== To be done ==
Reproduce the records below in their entirety, character for character.

=== Records shown ===

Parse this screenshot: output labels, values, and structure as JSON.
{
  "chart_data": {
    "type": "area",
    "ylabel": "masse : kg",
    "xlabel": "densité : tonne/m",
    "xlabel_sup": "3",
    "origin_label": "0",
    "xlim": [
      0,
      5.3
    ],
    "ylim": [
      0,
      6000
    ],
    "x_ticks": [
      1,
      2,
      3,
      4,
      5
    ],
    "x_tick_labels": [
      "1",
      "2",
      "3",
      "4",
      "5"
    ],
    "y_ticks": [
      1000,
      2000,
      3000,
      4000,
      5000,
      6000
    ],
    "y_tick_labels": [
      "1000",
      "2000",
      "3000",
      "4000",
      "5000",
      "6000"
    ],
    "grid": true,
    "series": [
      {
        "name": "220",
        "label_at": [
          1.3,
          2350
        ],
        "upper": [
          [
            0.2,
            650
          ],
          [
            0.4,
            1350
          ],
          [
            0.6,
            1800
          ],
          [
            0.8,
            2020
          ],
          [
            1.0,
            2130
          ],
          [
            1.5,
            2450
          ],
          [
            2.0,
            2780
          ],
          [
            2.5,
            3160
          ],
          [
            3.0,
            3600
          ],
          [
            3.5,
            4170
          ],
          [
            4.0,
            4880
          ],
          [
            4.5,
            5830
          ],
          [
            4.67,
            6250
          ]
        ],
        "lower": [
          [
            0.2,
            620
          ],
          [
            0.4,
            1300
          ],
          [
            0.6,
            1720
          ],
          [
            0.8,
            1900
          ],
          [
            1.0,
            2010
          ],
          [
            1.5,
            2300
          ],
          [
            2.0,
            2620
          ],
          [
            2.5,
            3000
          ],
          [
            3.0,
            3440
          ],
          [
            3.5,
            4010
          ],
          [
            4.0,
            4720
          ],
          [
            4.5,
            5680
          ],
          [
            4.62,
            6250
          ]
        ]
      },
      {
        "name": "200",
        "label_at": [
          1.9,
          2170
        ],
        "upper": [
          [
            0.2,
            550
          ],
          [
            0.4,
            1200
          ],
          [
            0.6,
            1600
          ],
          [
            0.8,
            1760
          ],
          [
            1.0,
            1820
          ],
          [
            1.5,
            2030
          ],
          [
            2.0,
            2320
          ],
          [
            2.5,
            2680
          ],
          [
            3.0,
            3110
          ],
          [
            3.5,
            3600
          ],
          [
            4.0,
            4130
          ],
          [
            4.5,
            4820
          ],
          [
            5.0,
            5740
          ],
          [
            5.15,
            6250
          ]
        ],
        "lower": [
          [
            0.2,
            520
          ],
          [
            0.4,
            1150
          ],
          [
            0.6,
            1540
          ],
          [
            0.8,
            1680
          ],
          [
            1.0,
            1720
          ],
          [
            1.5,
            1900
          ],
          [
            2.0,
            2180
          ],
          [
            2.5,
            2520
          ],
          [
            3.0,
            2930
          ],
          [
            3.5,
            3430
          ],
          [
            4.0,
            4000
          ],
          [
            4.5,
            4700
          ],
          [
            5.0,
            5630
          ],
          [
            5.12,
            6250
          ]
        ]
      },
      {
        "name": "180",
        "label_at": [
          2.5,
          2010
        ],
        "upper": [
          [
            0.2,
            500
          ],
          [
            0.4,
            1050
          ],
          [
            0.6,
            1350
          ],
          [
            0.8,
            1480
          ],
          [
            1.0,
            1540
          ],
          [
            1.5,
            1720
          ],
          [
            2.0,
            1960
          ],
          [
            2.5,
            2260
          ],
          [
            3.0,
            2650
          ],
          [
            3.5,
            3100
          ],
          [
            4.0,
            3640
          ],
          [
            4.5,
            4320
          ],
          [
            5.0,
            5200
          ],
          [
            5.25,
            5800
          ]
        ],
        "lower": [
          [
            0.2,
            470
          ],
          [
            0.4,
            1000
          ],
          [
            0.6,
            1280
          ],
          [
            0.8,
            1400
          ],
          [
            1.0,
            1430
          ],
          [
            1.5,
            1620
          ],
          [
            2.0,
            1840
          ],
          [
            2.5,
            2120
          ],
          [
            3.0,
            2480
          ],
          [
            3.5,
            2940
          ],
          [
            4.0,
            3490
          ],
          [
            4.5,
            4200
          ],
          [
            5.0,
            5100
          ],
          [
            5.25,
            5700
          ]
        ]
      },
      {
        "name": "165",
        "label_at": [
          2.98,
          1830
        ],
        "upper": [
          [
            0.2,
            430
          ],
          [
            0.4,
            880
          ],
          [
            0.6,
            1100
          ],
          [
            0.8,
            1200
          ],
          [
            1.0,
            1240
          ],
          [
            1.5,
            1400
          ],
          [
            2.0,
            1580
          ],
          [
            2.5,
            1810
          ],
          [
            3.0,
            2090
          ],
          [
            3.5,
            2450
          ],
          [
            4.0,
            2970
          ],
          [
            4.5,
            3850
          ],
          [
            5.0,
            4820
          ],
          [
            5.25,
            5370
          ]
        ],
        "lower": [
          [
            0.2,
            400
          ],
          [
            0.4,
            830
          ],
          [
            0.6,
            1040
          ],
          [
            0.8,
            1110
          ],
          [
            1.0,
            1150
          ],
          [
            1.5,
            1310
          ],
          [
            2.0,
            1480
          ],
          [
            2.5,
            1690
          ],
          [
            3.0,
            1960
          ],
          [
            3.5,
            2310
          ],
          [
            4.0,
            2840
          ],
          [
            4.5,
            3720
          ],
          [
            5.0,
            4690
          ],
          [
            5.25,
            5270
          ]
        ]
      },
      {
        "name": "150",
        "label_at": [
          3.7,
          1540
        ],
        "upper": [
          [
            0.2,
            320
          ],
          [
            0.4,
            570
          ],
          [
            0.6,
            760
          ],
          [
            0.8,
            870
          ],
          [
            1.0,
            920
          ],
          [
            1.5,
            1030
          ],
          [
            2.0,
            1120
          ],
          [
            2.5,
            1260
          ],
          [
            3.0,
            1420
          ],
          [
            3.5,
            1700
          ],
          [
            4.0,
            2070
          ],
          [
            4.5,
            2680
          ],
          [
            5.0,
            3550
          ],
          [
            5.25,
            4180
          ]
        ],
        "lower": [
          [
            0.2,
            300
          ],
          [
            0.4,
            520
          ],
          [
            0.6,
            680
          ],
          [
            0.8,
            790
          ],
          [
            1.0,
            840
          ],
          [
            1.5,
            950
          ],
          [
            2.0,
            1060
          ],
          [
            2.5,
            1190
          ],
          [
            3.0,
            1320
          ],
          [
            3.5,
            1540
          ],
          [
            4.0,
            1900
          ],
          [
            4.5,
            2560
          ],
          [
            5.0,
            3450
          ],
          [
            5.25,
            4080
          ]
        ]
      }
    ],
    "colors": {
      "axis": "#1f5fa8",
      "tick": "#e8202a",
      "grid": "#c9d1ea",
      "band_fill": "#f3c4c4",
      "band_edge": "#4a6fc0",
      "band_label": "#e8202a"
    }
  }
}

===

== Result for this task ==
Parse this screenshot: output labels, values, and structure as JSON.
{
  "chart_data": {
    "type": "area",
    "ylabel": "masse : kg",
    "xlabel": "densité : tonne/m",
    "xlabel_sup": "3",
    "origin_label": "0",
    "xlim": [
      0,
      5.3
    ],
    "ylim": [
      0,
      6000
    ],
    "x_ticks": [
      1,
      2,
      3,
      4,
      5
    ],
    "x_tick_labels": [
      "1",
      "2",
      "3",
      "4",
      "5"
    ],
    "y_ticks": [
      1000,
      2000,
      3000,
      4000,
      5000,
      6000
    ],
    "y_tick_labels": [
      "1000",
      "2000",
      "3000",
      "4000",
      "5000",
      "6000"
    ],
    "grid": true,
    "series": [
      {
        "name": "220",
        "label_at": [
          1.3,
          2350
        ],
        "upper": [
          [
            0.2,
            650
          ],
          [
            0.4,
            1350
          ],
          [
            0.6,
            1800
          ],
          [
            0.8,
            2020
          ],
          [
            1.0,
            2130
          ],
          [
            1.5,
            2450
          ],
          [
            2.0,
            2780
          ],
          [
            2.5,
            3160
          ],
          [
            3.0,
            3600
          ],
          [
            3.5,
            4170
          ],
          [
            4.0,
            4880
          ],
          [
            4.5,
            5830
          ],
          [
            4.67,
            6250
          ]
        ],
        "lower": [
          [
            0.2,
            620
          ],
          [
            0.4,
            1300
          ],
          [
            0.6,
            1720
          ],
          [
            0.8,
            1900
          ],
          [
            1.0,
            2010
          ],
          [
            1.5,
            2300
          ],
          [
            2.0,
            2620
          ],
          [
            2.5,
            3000
          ],
          [
            3.0,
            3440
          ],
          [
            3.5,
            4010
          ],
          [
            4.0,
            4720
          ],
          [
            4.5,
            5680
          ],
          [
            4.62,
            6250
          ]
        ]
      },
      {
        "name": "200",
        "label_at": [
          1.9,
          2170
        ],
        "upper": [
          [
            0.2,
            550
          ],
          [
            0.4,
            1200
          ],
          [
            0.6,
            1600
          ],
          [
            0.8,
            1760
          ],
          [
            1.0,
            1820
          ],
          [
            1.5,
            2030
          ],
          [
            2.0,
            2320
          ],
          [
            2.5,
            2680
          ],
          [
            3.0,
            3110
          ],
          [
            3.5,
            3600
          ],
          [
            4.0,
            4130
          ],
          [
            4.5,
            4820
          ],
          [
            5.0,
            5740
          ],
          [
            5.15,
            6250
          ]
        ],
        "lower": [
          [
            0.2,
            520
          ],
          [
            0.4,
            1150
          ],
          [
            0.6,
            1540
          ],
          [
            0.8,
            1680
          ],
          [
            1.0,
            1720
          ],
          [
            1.5,
            1900
          ],
          [
            2.0,
            2180
          ],
          [
            2.5,
            2520
          ],
          [
            3.0,
            2930
          ],
          [
            3.5,
            3430
          ],
          [
            4.0,
            4000
          ],
          [
            4.5,
            4700
          ],
          [
            5.0,
            5630
          ],
          [
            5.12,
            6250
          ]
        ]
      },
      {
        "name": "180",
        "label_at": [
          2.5,
          2010
        ],
        "upper": [
          [
            0.2,
            500
          ],
          [
            0.4,
            1050
          ],
          [
            0.6,
            1350
          ],
          [
            0.8,
            1480
          ],
          [
            1.0,
            1540
          ],
          [
            1.5,
            1720
          ],
          [
            2.0,
            1960
          ],
          [
            2.5,
            2260
          ],
          [
            3.0,
            2650
          ],
          [
            3.5,
            3100
          ],
          [
            4.0,
            3640
          ],
          [
            4.5,
            4320
          ],
          [
            5.0,
            5200
          ],
          [
            5.25,
            5800
          ]
        ],
        "lower": [
          [
            0.2,
            470
          ],
          [
            0.4,
            1000
          ],
          [
            0.6,
            1280
          ],
          [
            0.8,
            1400
          ],
          [
            1.0,
            1430
          ],
          [
            1.5,
            1620
          ],
          [
            2.0,
            1840
          ],
          [
            2.5,
            2120
          ],
          [
            3.0,
            2480
          ],
          [
            3.5,
            2940
          ],
          [
            4.0,
            3490
          ],
          [
            4.5,
            4200
          ],
          [
            5.0,
            5100
          ],
          [
            5.25,
            5700
          ]
        ]
      },
      {
        "name": "165",
        "label_at": [
          2.98,
          1830
        ],
        "upper": [
          [
            0.2,
            430
          ],
          [
            0.4,
            880
          ],
          [
            0.6,
            1100
          ],
          [
            0.8,
            1200
          ],
          [
            1.0,
            1240
          ],
          [
            1.5,
            1400
          ],
          [
            2.0,
            1580
          ],
          [
            2.5,
            1810
          ],
          [
            3.0,
            2090
          ],
          [
            3.5,
            2450
          ],
          [
            4.0,
            2970
          ],
          [
            4.5,
            3850
          ],
          [
            5.0,
            4820
          ],
          [
            5.25,
            5370
          ]
        ],
        "lower": [
          [
            0.2,
            400
          ],
          [
            0.4,
            830
          ],
          [
            0.6,
            1040
          ],
          [
            0.8,
            1110
          ],
          [
            1.0,
            1150
          ],
          [
            1.5,
            1310
          ],
          [
            2.0,
            1480
          ],
          [
            2.5,
            1690
          ],
          [
            3.0,
            1960
          ],
          [
            3.5,
            2310
          ],
          [
            4.0,
            2840
          ],
          [
            4.5,
            3720
          ],
          [
            5.0,
            4690
          ],
          [
            5.25,
            5270
          ]
        ]
      },
      {
        "name": "150",
        "label_at": [
          3.7,
          1540
        ],
        "upper": [
          [
            0.2,
            320
          ],
          [
            0.4,
            570
          ],
          [
            0.6,
            760
          ],
          [
            0.8,
            870
          ],
          [
            1.0,
            920
          ],
          [
            1.5,
            1030
          ],
          [
            2.0,
            1120
          ],
          [
            2.5,
            1260
          ],
          [
            3.0,
            1420
          ],
          [
            3.5,
            1700
          ],
          [
            4.0,
            2070
          ],
          [
            4.5,
            2680
          ],
          [
            5.0,
            3550
          ],
          [
            5.25,
            4180
          ]
        ],
        "lower": [
          [
            0.2,
            300
          ],
          [
            0.4,
            520
          ],
          [
            0.6,
            680
          ],
          [
            0.8,
            790
          ],
          [
            1.0,
            840
          ],
          [
            1.5,
            950
          ],
          [
            2.0,
            1060
          ],
          [
            2.5,
            1190
          ],
          [
            3.0,
            1320
          ],
          [
            3.5,
            1540
          ],
          [
            4.0,
            1900
          ],
          [
            4.5,
            2560
          ],
          [
            5.0,
            3450
          ],
          [
            5.25,
            4080
          ]
        ]
      }
    ],
    "colors": {
      "axis": "#1f5fa8",
      "tick": "#e8202a",
      "grid": "#c9d1ea",
      "band_fill": "#f3c4c4",
      "band_edge": "#4a6fc0",
      "band_label": "#e8202a"
    }
  }
}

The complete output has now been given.